** BEGIN EXERCISE INPUT **

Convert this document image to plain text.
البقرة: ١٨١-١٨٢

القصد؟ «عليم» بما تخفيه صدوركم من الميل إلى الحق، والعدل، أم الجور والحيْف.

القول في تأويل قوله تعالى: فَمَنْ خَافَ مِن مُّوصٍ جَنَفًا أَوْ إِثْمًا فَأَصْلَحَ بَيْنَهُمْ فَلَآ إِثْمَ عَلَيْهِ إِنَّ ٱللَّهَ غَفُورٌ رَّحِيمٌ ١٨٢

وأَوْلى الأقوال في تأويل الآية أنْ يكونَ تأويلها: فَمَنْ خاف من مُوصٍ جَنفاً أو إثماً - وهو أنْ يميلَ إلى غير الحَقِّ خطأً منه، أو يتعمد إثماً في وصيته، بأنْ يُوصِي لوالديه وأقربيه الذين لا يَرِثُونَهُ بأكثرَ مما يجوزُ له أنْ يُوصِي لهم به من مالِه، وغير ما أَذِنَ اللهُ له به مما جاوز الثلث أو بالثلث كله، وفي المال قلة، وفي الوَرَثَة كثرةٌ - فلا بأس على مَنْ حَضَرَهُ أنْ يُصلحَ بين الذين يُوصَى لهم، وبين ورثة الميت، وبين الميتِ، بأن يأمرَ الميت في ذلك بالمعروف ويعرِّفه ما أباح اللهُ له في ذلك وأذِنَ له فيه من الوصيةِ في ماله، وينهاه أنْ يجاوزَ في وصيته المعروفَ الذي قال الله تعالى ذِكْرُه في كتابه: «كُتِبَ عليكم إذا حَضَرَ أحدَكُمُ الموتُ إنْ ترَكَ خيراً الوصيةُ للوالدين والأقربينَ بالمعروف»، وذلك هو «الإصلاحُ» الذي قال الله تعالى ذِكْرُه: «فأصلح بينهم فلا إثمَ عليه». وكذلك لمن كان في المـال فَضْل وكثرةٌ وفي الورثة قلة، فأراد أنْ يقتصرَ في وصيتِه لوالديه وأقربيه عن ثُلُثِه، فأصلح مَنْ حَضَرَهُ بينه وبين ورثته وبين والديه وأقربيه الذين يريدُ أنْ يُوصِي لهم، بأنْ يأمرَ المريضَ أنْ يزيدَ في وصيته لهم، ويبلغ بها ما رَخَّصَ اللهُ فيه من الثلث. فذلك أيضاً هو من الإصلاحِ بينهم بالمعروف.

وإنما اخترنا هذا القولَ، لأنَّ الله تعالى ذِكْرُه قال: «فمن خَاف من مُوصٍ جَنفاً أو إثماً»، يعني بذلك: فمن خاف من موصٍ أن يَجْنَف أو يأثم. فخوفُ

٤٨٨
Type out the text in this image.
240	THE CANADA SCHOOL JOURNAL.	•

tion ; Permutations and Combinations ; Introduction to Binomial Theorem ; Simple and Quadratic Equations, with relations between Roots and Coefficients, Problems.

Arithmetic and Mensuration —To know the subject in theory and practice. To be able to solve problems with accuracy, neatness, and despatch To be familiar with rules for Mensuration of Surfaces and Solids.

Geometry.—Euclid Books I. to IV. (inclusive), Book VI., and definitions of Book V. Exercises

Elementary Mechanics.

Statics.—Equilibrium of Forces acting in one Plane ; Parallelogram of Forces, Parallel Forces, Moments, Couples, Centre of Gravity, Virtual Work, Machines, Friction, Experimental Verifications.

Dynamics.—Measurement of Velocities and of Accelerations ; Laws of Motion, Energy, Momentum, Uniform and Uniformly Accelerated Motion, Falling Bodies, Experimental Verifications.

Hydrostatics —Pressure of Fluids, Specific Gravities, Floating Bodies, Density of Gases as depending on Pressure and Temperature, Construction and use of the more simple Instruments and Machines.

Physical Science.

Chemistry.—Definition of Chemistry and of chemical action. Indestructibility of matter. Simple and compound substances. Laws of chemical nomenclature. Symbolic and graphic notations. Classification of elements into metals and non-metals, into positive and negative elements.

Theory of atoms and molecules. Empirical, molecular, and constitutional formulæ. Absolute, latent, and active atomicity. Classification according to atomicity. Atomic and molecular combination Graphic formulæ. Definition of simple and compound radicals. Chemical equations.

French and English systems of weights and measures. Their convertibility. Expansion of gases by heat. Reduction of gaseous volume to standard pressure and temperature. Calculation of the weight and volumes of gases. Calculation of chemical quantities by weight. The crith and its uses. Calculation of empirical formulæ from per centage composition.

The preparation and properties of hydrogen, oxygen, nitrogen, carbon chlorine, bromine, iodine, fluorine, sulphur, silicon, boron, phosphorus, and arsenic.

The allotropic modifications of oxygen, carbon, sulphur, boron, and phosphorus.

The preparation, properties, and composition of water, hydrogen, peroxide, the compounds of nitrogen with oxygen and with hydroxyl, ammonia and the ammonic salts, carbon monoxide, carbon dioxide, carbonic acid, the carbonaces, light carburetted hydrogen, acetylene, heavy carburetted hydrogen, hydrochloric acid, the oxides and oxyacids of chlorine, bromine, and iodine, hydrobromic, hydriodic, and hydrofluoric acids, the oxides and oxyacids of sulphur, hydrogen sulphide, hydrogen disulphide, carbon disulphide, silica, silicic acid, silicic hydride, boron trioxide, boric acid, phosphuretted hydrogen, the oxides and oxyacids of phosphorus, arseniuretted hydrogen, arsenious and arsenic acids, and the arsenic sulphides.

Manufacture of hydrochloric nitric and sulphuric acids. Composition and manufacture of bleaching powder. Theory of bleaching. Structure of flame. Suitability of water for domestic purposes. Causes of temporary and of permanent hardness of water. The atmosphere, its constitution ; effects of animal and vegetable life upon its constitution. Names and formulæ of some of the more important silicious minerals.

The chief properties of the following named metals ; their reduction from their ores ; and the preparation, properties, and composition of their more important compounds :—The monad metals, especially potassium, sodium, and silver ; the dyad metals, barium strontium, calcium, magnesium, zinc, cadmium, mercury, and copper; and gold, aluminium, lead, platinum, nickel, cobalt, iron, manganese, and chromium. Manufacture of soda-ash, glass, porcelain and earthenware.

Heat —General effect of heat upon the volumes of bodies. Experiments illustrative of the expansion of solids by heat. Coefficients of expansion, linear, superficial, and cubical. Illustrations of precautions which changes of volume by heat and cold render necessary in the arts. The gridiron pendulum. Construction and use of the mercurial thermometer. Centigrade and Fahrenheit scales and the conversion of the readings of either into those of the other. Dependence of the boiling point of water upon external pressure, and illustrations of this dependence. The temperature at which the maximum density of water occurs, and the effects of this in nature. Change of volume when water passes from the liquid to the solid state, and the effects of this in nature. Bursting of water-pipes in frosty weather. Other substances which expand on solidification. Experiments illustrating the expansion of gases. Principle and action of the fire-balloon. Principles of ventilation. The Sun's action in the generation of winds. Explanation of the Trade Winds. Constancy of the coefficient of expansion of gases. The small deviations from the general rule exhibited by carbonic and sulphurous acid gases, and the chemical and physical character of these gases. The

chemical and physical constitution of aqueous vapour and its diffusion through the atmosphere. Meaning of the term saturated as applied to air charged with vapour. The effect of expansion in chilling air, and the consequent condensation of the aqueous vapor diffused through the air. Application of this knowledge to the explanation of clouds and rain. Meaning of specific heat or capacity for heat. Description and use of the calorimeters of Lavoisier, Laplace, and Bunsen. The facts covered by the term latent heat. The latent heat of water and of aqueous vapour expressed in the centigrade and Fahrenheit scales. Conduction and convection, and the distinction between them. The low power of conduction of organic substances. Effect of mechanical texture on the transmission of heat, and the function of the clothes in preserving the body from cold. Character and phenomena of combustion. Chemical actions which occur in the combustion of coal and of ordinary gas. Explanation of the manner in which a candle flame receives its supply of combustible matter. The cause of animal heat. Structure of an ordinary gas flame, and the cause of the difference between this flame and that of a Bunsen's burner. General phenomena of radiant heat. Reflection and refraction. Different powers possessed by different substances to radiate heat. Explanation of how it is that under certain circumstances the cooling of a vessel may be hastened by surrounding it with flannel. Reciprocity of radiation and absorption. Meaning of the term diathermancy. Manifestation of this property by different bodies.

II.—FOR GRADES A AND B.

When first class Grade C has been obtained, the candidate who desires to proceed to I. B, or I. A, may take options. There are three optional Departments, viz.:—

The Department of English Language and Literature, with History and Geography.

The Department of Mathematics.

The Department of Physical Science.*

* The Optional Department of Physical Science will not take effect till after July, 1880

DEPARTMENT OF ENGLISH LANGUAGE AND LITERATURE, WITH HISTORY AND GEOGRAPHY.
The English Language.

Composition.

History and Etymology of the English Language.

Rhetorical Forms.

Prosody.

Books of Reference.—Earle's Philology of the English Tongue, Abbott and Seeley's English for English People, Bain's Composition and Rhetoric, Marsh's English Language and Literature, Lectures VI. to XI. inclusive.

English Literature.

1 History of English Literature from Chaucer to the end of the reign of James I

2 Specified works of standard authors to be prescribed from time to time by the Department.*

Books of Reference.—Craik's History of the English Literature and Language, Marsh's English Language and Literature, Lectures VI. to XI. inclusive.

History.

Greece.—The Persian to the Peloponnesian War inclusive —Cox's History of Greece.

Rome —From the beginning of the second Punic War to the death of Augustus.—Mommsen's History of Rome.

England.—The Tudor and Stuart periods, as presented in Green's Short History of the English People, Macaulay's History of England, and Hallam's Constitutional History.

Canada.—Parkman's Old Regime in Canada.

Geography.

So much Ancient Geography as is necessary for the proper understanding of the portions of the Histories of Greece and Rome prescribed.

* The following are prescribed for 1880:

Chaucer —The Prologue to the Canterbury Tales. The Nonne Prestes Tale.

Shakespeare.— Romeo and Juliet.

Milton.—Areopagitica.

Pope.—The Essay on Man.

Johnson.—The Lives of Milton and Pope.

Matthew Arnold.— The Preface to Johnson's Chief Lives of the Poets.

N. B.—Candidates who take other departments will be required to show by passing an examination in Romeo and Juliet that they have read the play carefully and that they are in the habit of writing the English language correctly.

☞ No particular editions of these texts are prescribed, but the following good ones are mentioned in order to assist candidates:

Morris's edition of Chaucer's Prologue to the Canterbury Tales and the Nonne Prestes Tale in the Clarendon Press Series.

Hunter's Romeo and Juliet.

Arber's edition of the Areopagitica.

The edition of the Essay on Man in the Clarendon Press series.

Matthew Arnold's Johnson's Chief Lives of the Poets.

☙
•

** END EXERCISE INPUT **

### GIVEN REQUEST
Show the lines that mention the word "Milton".

### FULL RESPONSE
Milton.—Areopagitica.
Johnson.—The Lives of Milton and Pope.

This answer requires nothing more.